- [PROMPT]:
Below are the records; locate each line with the word "surunkali" and copy it.

[Collected data entries]
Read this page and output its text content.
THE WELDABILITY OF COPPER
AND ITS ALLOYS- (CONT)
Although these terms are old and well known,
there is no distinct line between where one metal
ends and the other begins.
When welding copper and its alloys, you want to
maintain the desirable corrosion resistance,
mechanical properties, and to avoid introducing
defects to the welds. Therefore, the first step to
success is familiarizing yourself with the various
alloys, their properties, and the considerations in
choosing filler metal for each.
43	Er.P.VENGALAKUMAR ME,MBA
==
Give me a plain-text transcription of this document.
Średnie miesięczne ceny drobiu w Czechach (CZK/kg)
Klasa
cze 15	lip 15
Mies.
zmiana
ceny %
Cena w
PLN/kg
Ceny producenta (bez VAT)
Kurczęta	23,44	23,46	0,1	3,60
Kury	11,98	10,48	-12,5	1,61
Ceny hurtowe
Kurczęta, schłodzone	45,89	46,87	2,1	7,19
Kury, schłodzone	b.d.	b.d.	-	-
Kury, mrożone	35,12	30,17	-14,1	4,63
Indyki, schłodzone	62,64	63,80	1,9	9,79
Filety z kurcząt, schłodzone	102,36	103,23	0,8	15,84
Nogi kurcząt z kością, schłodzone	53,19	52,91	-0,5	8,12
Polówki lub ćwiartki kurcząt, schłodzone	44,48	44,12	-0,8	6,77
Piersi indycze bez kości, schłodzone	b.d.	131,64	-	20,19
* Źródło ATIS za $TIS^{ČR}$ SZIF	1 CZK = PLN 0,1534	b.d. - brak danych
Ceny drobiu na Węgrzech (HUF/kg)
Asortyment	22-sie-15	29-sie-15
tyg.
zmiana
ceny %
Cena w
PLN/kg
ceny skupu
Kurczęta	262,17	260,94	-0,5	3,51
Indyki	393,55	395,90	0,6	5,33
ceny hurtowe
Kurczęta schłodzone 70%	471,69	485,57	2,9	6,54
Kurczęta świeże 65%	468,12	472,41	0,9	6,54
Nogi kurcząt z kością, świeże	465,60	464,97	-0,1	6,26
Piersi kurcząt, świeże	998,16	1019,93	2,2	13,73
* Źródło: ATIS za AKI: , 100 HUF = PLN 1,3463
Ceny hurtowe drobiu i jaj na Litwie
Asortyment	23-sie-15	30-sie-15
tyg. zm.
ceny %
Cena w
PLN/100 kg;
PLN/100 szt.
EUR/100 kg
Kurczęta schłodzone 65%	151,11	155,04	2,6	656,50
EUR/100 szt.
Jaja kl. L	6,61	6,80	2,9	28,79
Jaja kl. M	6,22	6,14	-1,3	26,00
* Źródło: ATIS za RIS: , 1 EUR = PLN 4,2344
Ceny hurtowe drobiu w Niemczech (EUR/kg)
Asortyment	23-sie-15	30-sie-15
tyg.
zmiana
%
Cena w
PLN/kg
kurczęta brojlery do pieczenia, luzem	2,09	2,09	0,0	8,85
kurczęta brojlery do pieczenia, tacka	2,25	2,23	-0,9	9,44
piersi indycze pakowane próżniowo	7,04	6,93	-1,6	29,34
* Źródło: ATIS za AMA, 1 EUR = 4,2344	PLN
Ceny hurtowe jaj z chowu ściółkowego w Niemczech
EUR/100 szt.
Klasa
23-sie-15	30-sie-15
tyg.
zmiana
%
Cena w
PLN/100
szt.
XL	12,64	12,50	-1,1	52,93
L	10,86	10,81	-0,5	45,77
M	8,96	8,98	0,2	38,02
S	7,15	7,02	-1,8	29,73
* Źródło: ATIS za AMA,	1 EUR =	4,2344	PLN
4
==
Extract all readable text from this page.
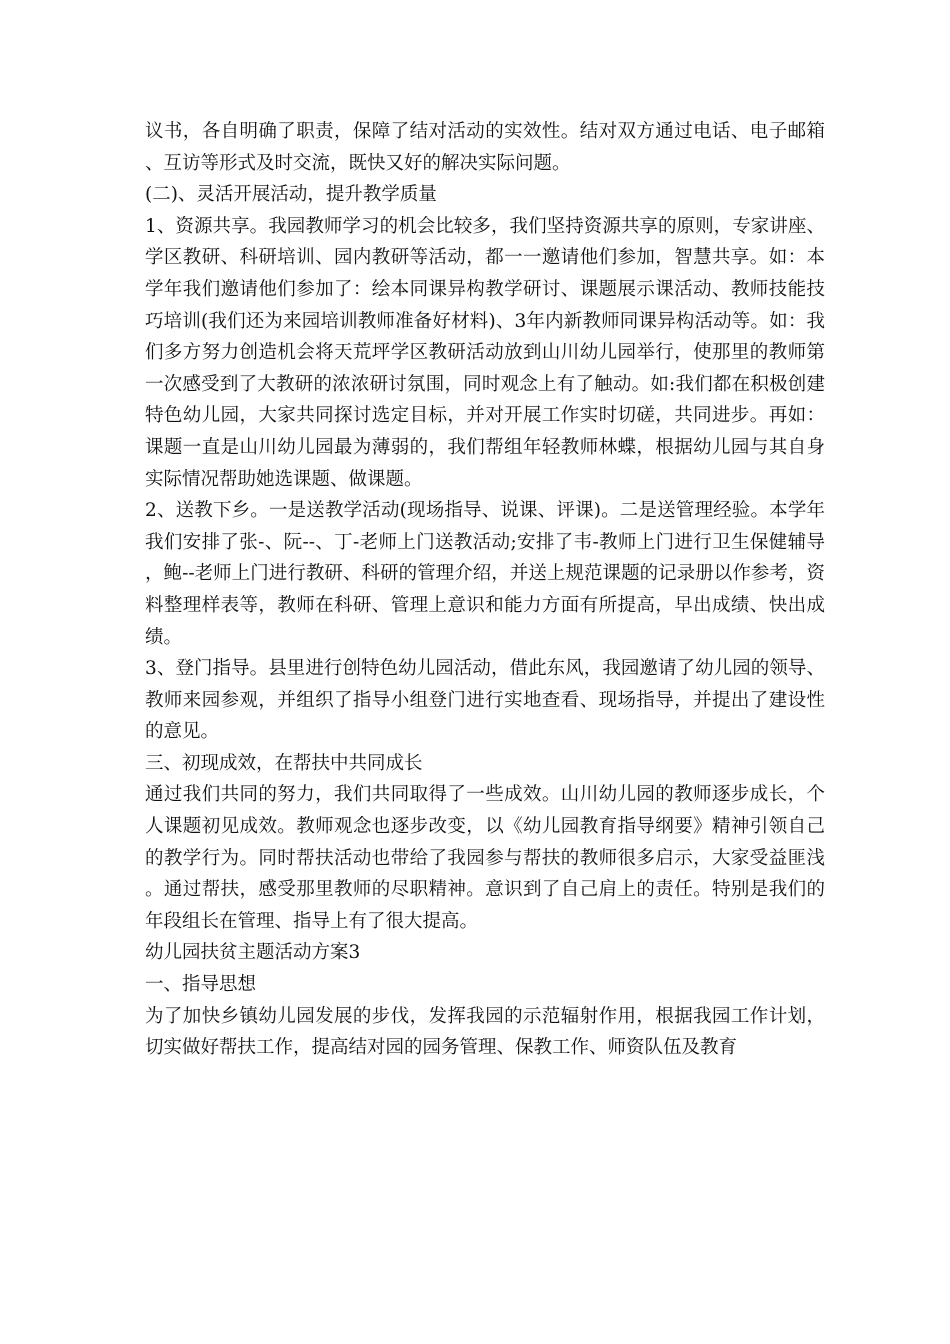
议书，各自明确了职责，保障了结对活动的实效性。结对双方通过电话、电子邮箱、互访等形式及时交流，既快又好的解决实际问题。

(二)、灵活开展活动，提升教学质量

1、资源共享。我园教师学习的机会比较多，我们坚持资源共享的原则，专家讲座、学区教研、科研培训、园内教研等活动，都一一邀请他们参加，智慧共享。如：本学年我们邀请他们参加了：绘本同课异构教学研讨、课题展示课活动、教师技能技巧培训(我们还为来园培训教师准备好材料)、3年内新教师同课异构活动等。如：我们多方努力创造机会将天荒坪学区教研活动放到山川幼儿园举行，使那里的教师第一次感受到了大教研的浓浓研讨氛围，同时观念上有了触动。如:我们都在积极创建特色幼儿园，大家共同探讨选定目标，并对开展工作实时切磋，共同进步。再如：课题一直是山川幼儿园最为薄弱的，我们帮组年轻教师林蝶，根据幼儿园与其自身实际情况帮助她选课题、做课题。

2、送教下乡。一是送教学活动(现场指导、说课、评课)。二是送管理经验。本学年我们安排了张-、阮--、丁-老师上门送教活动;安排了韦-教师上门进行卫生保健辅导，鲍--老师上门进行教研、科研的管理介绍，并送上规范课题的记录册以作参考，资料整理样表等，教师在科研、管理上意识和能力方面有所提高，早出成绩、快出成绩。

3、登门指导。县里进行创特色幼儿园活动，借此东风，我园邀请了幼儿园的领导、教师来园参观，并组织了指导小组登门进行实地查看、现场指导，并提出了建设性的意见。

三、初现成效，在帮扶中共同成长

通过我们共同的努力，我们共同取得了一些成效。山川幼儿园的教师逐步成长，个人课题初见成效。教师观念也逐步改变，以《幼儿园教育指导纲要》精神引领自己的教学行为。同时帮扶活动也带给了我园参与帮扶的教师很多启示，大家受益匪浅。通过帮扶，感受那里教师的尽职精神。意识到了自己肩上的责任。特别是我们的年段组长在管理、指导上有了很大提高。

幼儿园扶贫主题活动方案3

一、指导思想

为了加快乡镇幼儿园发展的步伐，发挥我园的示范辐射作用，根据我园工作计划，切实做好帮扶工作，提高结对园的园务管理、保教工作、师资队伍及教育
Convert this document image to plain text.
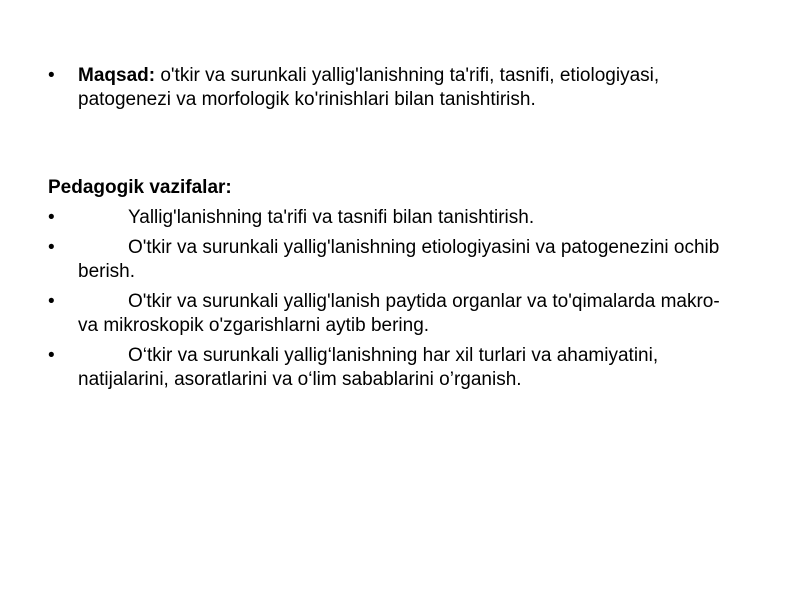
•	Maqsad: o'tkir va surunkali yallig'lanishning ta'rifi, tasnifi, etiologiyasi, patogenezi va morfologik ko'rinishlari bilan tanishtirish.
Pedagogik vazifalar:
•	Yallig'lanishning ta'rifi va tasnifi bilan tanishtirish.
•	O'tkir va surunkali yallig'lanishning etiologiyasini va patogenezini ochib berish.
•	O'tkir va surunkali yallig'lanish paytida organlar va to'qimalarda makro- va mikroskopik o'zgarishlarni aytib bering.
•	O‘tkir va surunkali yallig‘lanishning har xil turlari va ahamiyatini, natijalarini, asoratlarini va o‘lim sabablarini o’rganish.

- [ANSWER]:
•	Maqsad: o'tkir va surunkali yallig'lanishning ta'rifi, tasnifi, etiologiyasi, patogenezi va morfologik ko'rinishlari bilan tanishtirish.
•	O'tkir va surunkali yallig'lanishning etiologiyasini va patogenezini ochib berish.
•	O'tkir va surunkali yallig'lanish paytida organlar va to'qimalarda makro- va mikroskopik o'zgarishlarni aytib bering.
•	O‘tkir va surunkali yallig‘lanishning har xil turlari va ahamiyatini, natijalarini, asoratlarini va o‘lim sabablarini o’rganish.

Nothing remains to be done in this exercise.